- Dataset records:

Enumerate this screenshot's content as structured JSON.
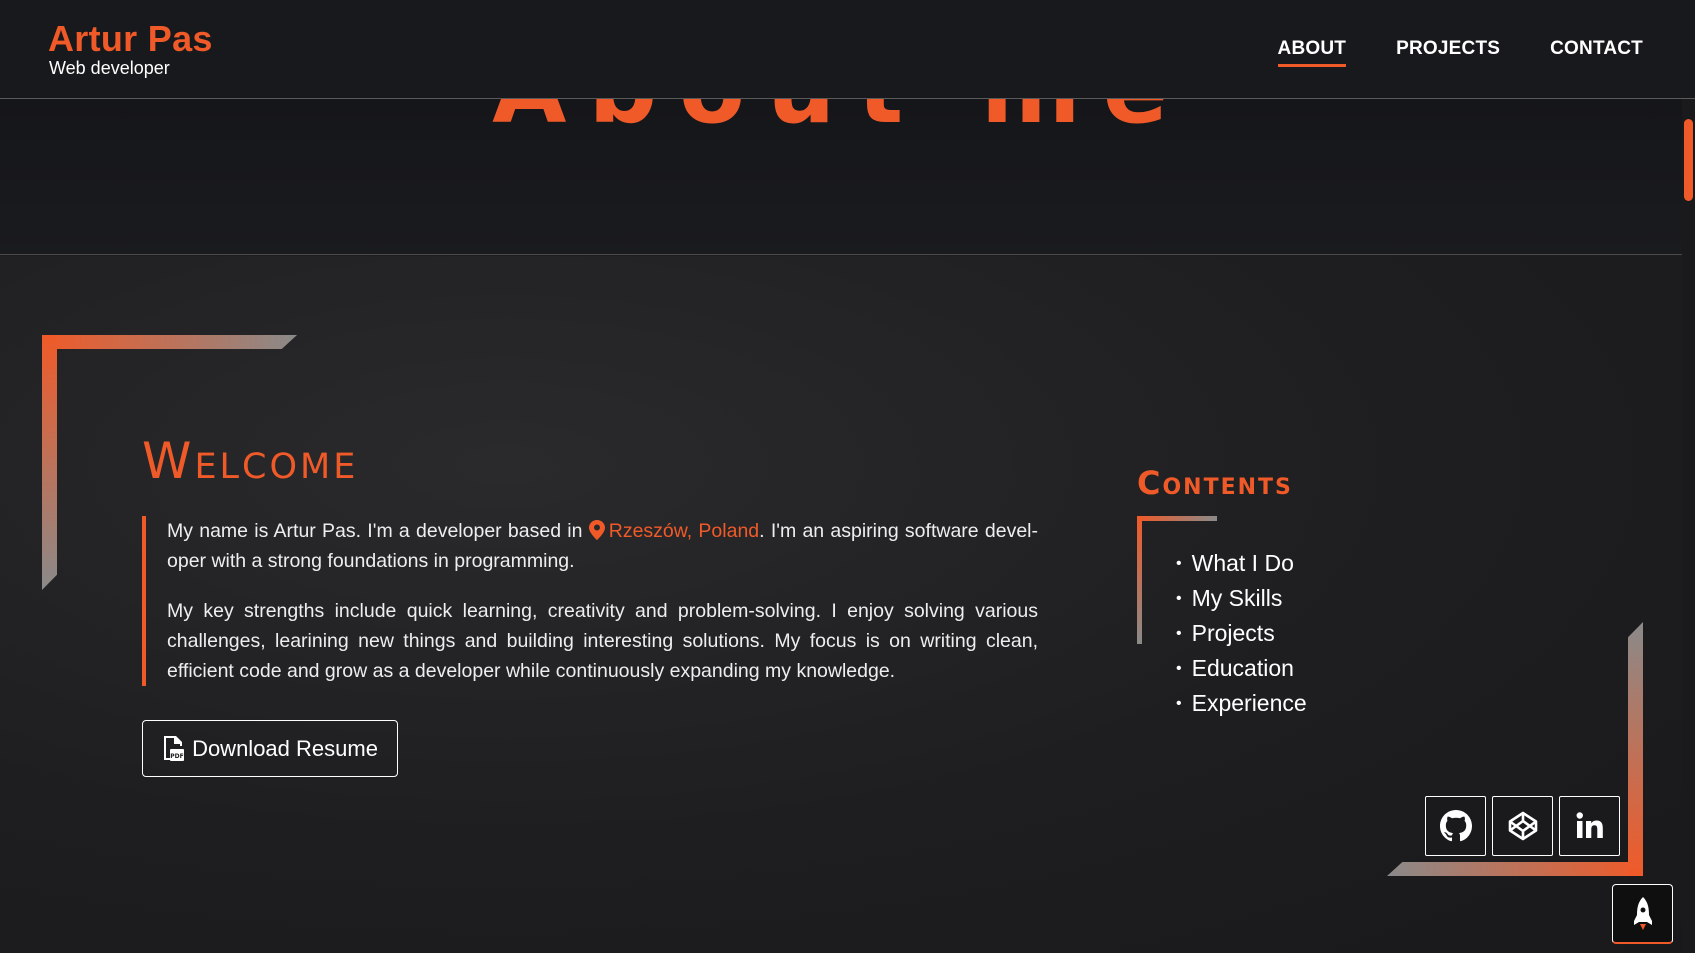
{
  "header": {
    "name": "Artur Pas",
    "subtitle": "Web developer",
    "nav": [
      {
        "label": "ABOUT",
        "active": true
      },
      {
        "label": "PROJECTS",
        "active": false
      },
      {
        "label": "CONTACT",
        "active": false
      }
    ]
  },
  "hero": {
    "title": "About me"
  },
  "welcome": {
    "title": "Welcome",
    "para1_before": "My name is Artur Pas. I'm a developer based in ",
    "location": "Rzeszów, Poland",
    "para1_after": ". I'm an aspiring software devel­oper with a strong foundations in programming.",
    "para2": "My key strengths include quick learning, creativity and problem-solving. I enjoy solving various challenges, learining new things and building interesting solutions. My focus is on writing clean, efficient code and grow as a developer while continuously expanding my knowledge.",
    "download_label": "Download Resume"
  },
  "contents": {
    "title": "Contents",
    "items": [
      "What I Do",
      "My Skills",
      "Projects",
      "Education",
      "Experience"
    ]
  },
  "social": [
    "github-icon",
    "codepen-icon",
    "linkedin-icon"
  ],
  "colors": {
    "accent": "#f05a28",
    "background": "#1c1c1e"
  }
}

- Aim:
Copy the entries above faithfully and omit every image.

- Expected answer:
Enumerate this screenshot's content as structured JSON.
{
  "header": {
    "name": "Artur Pas",
    "subtitle": "Web developer",
    "nav": [
      {
        "label": "ABOUT",
        "active": true
      },
      {
        "label": "PROJECTS",
        "active": false
      },
      {
        "label": "CONTACT",
        "active": false
      }
    ]
  },
  "hero": {
    "title": "About me"
  },
  "welcome": {
    "title": "Welcome",
    "para1_before": "My name is Artur Pas. I'm a developer based in ",
    "location": "Rzeszów, Poland",
    "para1_after": ". I'm an aspiring software devel­oper with a strong foundations in programming.",
    "para2": "My key strengths include quick learning, creativity and problem-solving. I enjoy solving various challenges, learining new things and building interesting solutions. My focus is on writing clean, efficient code and grow as a developer while continuously expanding my knowledge.",
    "download_label": "Download Resume"
  },
  "contents": {
    "title": "Contents",
    "items": [
      "What I Do",
      "My Skills",
      "Projects",
      "Education",
      "Experience"
    ]
  },
  "social": [
    "github-icon",
    "codepen-icon",
    "linkedin-icon"
  ],
  "colors": {
    "accent": "#f05a28",
    "background": "#1c1c1e"
  }
}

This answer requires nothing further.